EXERCISE DETAILS
Extract exactly and only the lines of the data below, starting at the line with "Give me a plain-text" and stopping after the final line.
* * * * * * *
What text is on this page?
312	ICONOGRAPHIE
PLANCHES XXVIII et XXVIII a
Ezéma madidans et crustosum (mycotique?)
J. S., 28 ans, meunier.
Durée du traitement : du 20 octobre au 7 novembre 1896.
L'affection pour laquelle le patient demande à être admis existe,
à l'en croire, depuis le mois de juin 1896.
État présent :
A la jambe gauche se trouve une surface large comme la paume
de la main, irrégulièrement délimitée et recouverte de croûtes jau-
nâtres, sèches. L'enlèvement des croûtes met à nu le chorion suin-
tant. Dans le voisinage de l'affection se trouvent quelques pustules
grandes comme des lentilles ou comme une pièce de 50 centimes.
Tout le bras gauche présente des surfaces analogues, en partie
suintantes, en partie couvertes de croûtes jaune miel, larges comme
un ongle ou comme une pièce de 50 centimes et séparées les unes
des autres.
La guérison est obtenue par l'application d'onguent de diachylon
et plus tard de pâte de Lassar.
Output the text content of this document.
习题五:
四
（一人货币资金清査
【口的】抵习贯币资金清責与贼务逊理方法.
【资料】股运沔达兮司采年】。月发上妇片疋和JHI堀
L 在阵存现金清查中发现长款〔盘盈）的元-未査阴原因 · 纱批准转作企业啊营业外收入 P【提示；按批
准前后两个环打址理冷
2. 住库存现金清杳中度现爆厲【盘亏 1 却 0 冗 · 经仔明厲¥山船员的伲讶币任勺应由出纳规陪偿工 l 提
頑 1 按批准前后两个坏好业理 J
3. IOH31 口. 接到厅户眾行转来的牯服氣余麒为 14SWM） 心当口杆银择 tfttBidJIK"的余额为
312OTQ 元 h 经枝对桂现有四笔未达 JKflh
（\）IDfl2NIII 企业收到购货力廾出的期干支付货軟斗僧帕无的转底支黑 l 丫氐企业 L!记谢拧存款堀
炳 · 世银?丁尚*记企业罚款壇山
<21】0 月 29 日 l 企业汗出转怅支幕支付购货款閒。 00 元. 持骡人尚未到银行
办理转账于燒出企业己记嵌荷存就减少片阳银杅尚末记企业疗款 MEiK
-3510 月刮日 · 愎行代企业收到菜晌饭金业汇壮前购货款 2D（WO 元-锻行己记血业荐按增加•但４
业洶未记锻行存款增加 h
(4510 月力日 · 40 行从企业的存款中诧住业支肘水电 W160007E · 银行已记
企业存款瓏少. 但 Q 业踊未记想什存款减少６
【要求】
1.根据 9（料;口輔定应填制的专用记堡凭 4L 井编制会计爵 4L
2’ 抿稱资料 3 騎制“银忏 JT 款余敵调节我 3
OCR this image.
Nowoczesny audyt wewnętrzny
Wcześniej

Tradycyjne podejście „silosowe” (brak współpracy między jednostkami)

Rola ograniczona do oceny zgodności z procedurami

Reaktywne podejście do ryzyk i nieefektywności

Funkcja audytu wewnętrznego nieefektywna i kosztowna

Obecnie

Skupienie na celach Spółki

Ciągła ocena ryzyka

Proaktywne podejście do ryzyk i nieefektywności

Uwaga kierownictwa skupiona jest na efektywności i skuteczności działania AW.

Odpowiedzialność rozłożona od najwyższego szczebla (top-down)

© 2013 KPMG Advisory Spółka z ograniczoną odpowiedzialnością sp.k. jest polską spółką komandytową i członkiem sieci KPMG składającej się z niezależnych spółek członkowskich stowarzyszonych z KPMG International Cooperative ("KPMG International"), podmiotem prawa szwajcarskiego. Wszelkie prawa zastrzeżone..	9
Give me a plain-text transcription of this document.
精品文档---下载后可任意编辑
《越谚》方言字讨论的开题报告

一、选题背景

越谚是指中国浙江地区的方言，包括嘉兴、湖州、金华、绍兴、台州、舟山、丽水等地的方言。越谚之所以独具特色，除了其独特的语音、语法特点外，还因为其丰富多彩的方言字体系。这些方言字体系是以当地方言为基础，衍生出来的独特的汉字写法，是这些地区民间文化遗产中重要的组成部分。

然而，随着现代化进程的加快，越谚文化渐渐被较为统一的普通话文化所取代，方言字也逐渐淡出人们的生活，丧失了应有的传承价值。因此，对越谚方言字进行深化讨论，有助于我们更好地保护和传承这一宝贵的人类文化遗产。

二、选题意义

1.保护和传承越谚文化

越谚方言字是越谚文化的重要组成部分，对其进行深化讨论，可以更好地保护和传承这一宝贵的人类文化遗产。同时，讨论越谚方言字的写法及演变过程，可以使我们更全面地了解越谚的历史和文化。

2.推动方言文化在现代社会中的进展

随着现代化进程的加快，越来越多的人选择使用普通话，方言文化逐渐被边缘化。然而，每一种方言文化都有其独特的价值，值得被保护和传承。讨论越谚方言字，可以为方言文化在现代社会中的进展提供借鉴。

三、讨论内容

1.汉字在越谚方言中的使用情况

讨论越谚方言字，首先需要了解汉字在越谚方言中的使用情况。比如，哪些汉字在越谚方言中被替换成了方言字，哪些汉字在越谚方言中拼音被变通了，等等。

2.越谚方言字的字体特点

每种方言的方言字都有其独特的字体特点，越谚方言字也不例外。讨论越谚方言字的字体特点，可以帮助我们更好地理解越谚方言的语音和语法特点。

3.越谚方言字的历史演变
* * * * * * *
RESPONSE TO THE EXERCISE
Give me a plain-text transcription of this document.
精品文档---下载后可任意编辑
《越谚》方言字讨论的开题报告

一、选题背景

越谚是指中国浙江地区的方言，包括嘉兴、湖州、金华、绍兴、台州、舟山、丽水等地的方言。越谚之所以独具特色，除了其独特的语音、语法特点外，还因为其丰富多彩的方言字体系。这些方言字体系是以当地方言为基础，衍生出来的独特的汉字写法，是这些地区民间文化遗产中重要的组成部分。

然而，随着现代化进程的加快，越谚文化渐渐被较为统一的普通话文化所取代，方言字也逐渐淡出人们的生活，丧失了应有的传承价值。因此，对越谚方言字进行深化讨论，有助于我们更好地保护和传承这一宝贵的人类文化遗产。

二、选题意义

1.保护和传承越谚文化

越谚方言字是越谚文化的重要组成部分，对其进行深化讨论，可以更好地保护和传承这一宝贵的人类文化遗产。同时，讨论越谚方言字的写法及演变过程，可以使我们更全面地了解越谚的历史和文化。

2.推动方言文化在现代社会中的进展

随着现代化进程的加快，越来越多的人选择使用普通话，方言文化逐渐被边缘化。然而，每一种方言文化都有其独特的价值，值得被保护和传承。讨论越谚方言字，可以为方言文化在现代社会中的进展提供借鉴。

三、讨论内容

1.汉字在越谚方言中的使用情况

讨论越谚方言字，首先需要了解汉字在越谚方言中的使用情况。比如，哪些汉字在越谚方言中被替换成了方言字，哪些汉字在越谚方言中拼音被变通了，等等。

2.越谚方言字的字体特点

每种方言的方言字都有其独特的字体特点，越谚方言字也不例外。讨论越谚方言字的字体特点，可以帮助我们更好地理解越谚方言的语音和语法特点。

3.越谚方言字的历史演变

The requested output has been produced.